The exercise asks you to copy every line below in which "icon" appears.
----
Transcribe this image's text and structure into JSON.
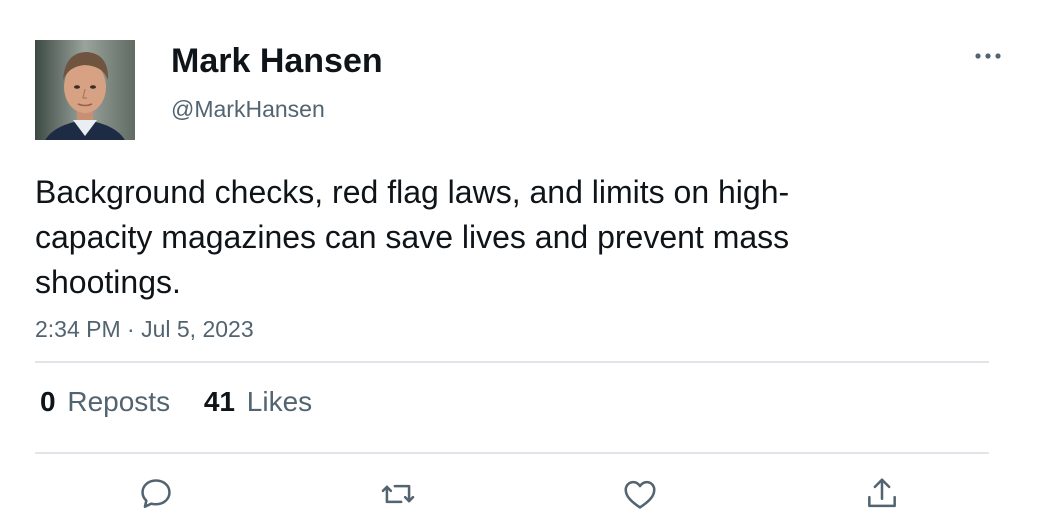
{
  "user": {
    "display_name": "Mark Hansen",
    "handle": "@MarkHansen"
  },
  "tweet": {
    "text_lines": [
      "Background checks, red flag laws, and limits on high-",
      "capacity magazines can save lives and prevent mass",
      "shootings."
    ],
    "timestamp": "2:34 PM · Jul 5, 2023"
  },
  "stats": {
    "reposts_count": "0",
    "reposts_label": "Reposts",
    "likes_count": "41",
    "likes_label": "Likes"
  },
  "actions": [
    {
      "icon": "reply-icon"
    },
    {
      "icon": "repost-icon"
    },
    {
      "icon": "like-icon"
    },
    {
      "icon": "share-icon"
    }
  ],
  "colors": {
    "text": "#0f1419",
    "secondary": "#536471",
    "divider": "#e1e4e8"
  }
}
----
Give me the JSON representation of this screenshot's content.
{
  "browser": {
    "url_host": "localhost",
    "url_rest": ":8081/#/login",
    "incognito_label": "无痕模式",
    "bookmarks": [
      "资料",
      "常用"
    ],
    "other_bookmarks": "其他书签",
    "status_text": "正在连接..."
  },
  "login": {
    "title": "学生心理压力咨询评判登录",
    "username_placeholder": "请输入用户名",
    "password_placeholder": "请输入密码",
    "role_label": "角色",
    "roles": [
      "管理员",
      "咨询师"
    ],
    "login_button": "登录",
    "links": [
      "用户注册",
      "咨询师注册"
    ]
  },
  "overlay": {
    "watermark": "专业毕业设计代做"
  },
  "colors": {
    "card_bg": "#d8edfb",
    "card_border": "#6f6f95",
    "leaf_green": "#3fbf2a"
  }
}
----
**RESULT FOR THIS EXERCISE**:
      "icon": "reply-icon"
      "icon": "repost-icon"
      "icon": "like-icon"
      "icon": "share-icon"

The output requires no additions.